TASK INSTRUCTIONS: Pictures are excluded from this exercise. Transcribe exactly the lines from the one containing "Enumerate this screenshot's" through the last line of the listing.

DATASET ROWS:
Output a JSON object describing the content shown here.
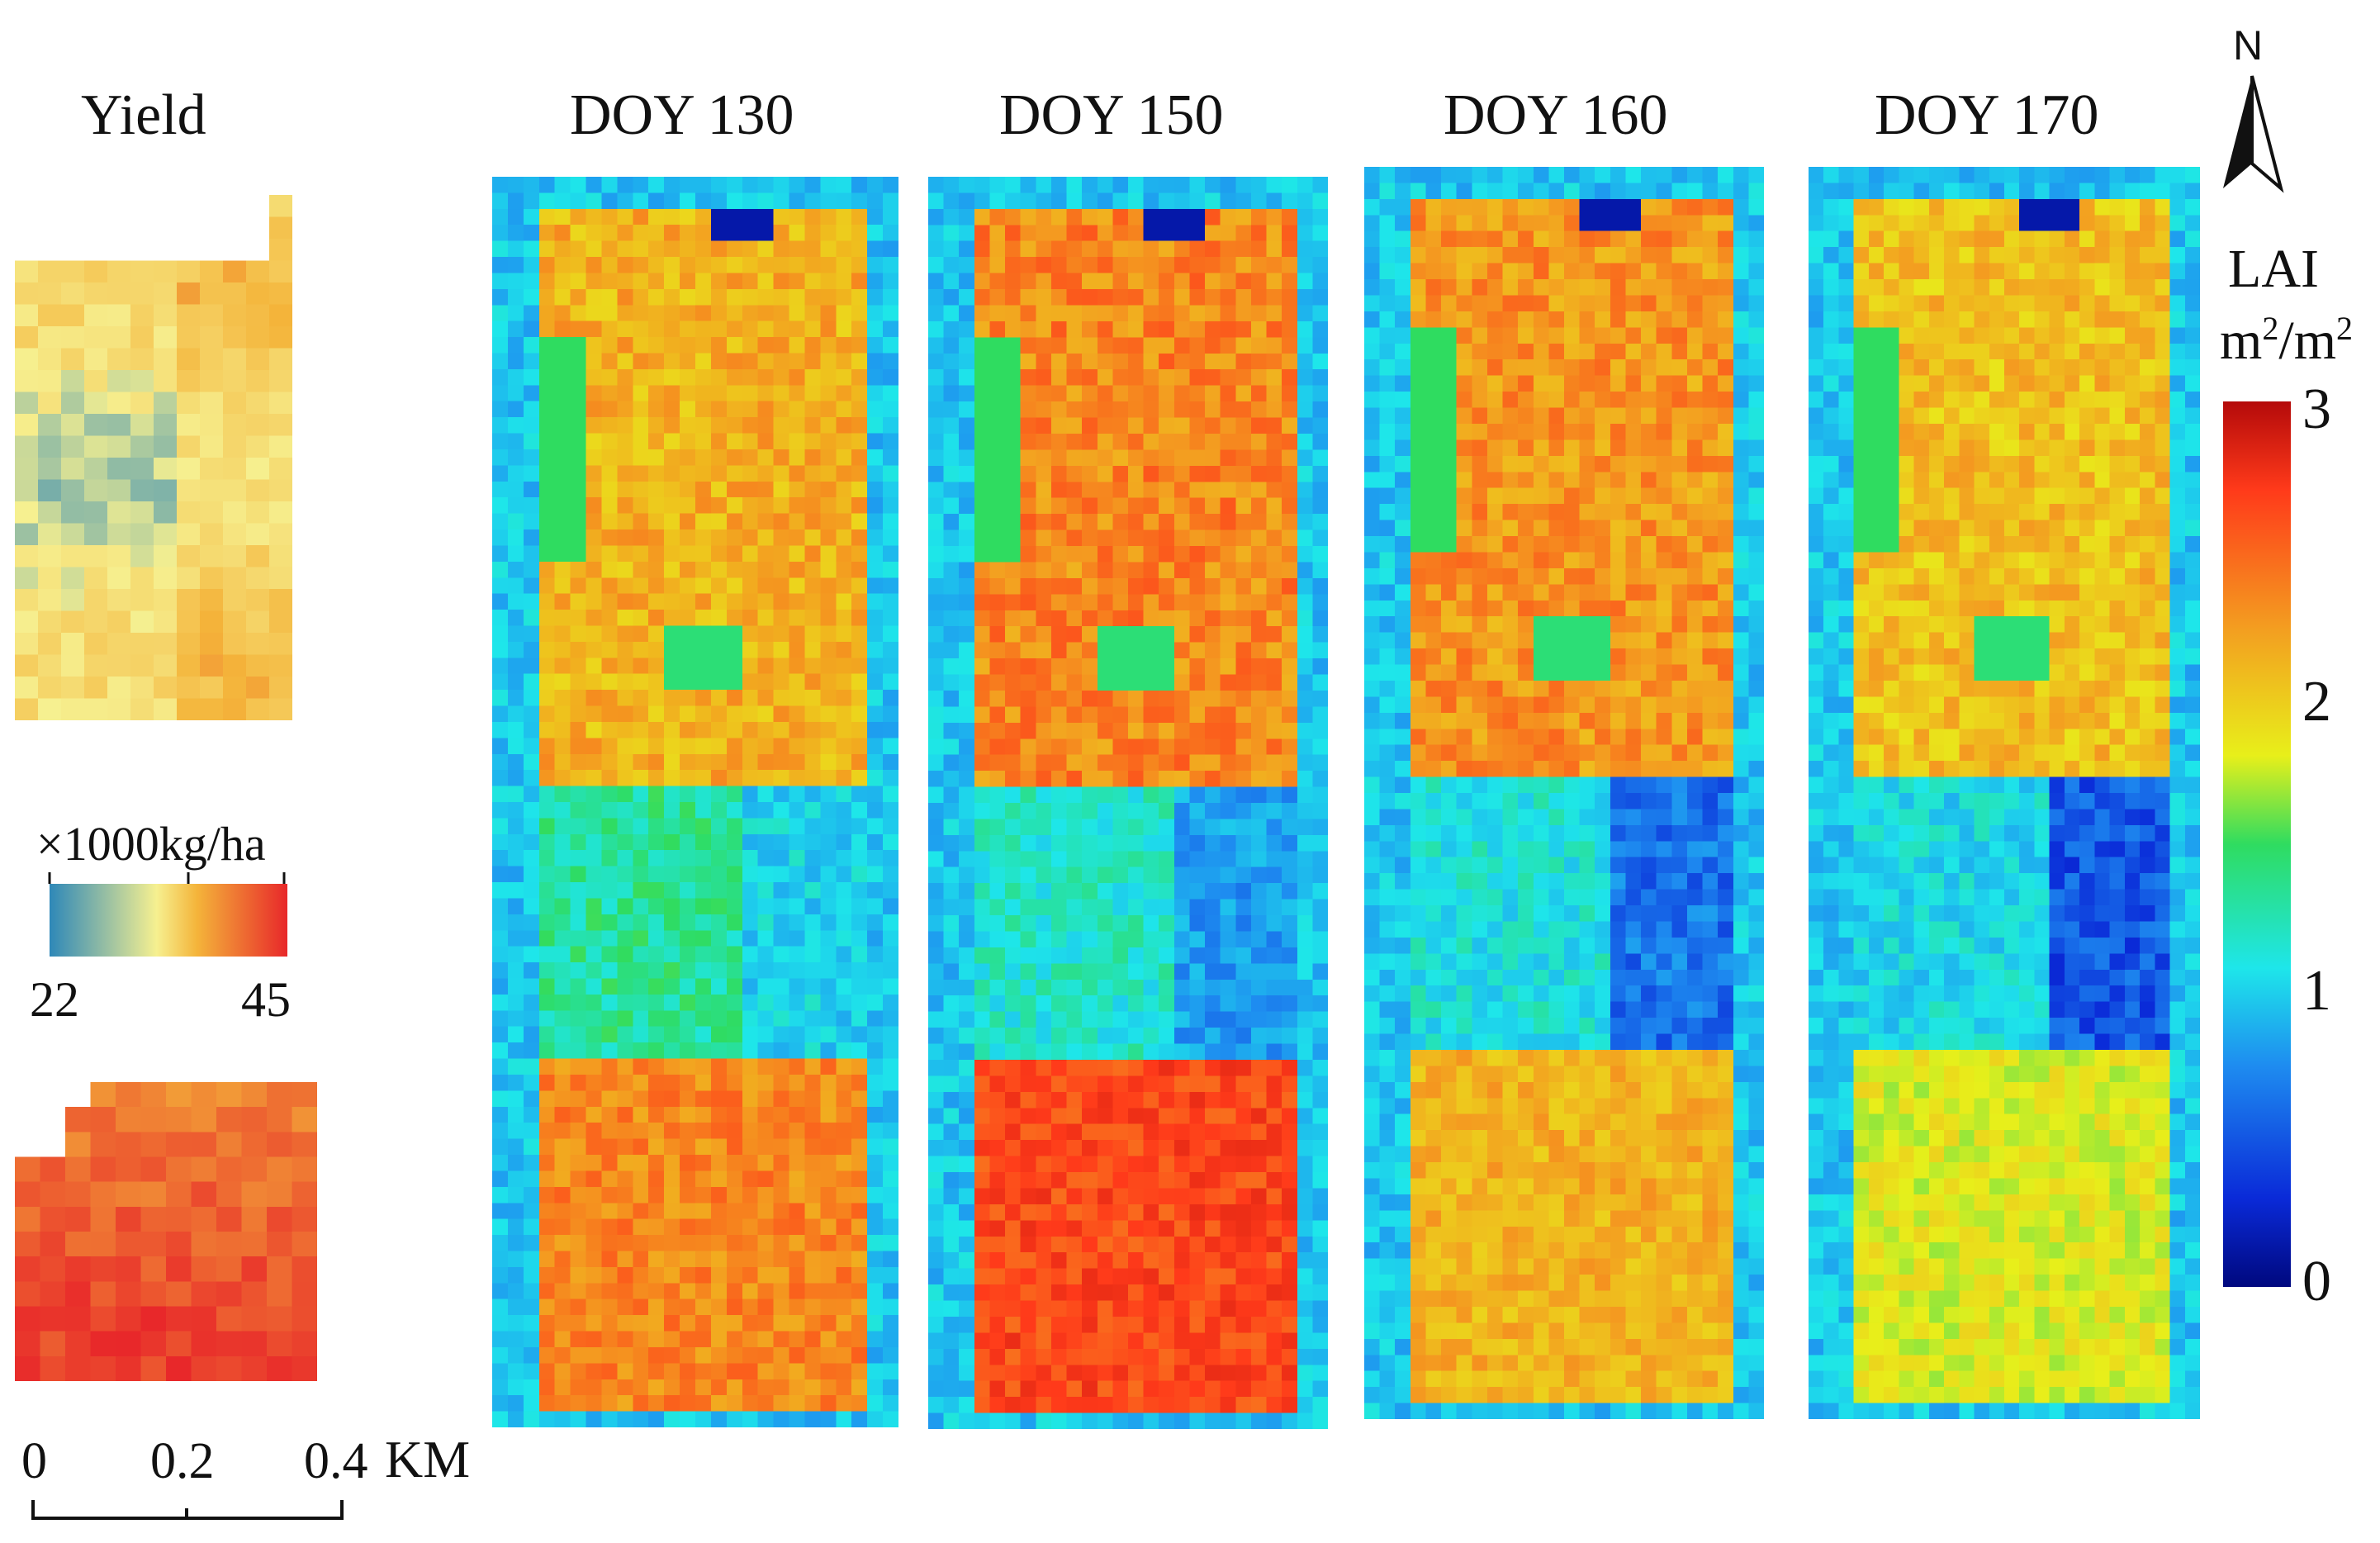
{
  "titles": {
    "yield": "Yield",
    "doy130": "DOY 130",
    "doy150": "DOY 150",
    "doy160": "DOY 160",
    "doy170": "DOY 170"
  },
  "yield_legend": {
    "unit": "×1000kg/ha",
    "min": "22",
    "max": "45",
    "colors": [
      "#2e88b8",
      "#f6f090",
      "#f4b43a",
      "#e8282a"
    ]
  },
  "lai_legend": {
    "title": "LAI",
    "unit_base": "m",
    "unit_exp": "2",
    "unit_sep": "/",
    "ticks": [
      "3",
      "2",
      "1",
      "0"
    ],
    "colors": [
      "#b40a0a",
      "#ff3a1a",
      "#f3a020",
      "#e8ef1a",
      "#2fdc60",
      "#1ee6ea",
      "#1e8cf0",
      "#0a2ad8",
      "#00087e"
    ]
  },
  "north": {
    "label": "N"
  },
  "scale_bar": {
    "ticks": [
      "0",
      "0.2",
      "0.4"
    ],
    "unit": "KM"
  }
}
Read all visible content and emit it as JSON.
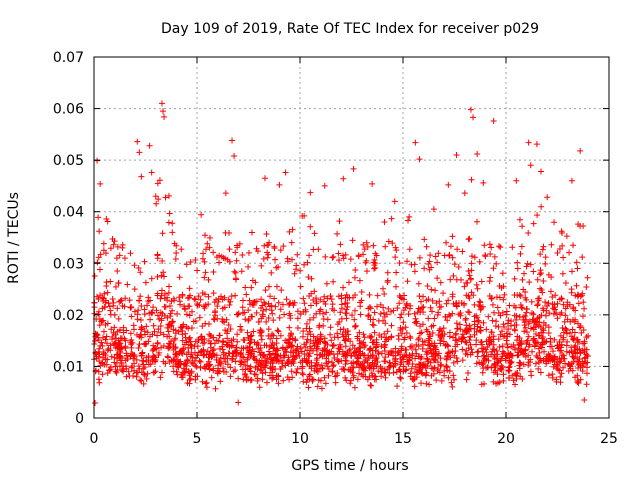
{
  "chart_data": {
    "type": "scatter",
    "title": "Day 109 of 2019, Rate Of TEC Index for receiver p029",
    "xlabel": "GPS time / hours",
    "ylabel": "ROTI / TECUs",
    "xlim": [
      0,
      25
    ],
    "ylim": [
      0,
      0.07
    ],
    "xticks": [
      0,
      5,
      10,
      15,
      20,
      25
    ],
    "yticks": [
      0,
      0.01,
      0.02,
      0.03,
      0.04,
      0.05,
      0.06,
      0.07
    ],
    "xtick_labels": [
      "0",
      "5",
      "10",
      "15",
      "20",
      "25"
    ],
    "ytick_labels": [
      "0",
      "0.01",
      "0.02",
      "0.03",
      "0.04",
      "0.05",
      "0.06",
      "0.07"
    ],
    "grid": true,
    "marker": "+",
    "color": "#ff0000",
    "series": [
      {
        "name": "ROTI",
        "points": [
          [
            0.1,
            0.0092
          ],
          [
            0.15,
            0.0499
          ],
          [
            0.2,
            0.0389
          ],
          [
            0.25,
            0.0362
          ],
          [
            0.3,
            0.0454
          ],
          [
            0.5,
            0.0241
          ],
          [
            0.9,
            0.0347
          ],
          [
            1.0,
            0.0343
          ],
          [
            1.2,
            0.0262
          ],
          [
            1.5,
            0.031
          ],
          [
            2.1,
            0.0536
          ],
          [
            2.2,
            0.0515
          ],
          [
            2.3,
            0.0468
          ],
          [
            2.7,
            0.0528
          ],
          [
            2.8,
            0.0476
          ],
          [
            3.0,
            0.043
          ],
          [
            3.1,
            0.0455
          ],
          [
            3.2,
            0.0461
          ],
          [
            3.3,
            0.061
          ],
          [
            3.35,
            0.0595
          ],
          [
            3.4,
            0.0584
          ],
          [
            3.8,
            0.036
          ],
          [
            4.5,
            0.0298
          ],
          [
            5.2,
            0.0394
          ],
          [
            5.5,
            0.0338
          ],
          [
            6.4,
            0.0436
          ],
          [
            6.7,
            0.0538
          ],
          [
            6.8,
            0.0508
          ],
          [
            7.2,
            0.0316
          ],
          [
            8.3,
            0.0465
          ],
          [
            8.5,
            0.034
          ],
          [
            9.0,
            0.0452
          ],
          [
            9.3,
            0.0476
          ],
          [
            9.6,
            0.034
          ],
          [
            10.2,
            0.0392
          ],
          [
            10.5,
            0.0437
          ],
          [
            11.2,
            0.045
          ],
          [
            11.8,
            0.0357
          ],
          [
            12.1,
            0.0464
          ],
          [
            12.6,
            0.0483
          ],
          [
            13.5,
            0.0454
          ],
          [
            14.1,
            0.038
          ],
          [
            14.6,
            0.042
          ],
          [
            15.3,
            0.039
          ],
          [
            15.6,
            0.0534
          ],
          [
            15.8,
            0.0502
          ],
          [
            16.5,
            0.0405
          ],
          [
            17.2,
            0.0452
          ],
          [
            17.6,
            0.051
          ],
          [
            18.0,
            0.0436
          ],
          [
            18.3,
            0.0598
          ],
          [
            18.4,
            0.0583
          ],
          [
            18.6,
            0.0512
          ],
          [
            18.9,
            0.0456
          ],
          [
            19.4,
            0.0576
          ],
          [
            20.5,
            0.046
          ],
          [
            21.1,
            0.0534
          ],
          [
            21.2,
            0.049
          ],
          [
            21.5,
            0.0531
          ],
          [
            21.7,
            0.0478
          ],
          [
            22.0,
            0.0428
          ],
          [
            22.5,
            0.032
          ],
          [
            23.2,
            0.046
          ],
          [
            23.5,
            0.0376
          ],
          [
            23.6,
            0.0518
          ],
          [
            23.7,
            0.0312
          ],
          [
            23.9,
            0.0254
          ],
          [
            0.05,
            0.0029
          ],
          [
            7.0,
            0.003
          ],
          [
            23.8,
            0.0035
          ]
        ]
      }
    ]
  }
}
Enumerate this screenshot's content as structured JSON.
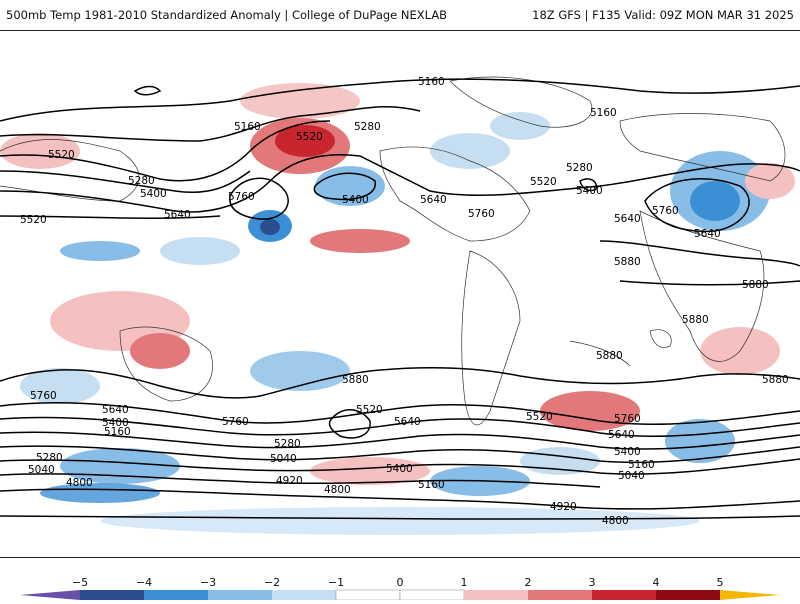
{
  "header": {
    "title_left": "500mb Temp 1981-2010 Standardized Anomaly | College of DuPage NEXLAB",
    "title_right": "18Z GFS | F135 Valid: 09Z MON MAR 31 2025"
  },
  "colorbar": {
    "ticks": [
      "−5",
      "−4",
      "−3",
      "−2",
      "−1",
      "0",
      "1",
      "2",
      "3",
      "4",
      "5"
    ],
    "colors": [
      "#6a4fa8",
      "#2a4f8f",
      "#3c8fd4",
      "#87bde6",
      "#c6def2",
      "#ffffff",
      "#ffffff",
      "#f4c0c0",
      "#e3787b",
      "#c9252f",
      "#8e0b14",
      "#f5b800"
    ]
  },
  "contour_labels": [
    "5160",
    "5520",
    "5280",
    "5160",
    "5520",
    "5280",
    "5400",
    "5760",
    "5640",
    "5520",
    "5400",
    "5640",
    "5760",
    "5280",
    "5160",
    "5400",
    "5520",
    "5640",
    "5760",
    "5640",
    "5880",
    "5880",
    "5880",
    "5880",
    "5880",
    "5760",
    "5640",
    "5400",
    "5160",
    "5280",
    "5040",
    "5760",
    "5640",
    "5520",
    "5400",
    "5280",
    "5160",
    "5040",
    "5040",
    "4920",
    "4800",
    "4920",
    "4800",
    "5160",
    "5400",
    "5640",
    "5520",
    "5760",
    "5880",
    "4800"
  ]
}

WORKED SOLUTION:
Enumerate this screenshot's content as structured JSON.
{
  "header": {
    "title_left": "500mb Temp 1981-2010 Standardized Anomaly | College of DuPage NEXLAB",
    "title_right": "18Z GFS | F135 Valid: 09Z MON MAR 31 2025"
  },
  "colorbar": {
    "ticks": [
      "−5",
      "−4",
      "−3",
      "−2",
      "−1",
      "0",
      "1",
      "2",
      "3",
      "4",
      "5"
    ],
    "colors": [
      "#6a4fa8",
      "#2a4f8f",
      "#3c8fd4",
      "#87bde6",
      "#c6def2",
      "#ffffff",
      "#ffffff",
      "#f4c0c0",
      "#e3787b",
      "#c9252f",
      "#8e0b14",
      "#f5b800"
    ]
  },
  "contour_labels": [
    "5160",
    "5520",
    "5280",
    "5160",
    "5520",
    "5280",
    "5400",
    "5760",
    "5640",
    "5520",
    "5400",
    "5640",
    "5760",
    "5280",
    "5160",
    "5400",
    "5520",
    "5640",
    "5760",
    "5640",
    "5880",
    "5880",
    "5880",
    "5880",
    "5880",
    "5760",
    "5640",
    "5400",
    "5160",
    "5280",
    "5040",
    "5760",
    "5640",
    "5520",
    "5400",
    "5280",
    "5160",
    "5040",
    "5040",
    "4920",
    "4800",
    "4920",
    "4800",
    "5160",
    "5400",
    "5640",
    "5520",
    "5760",
    "5880",
    "4800"
  ]
}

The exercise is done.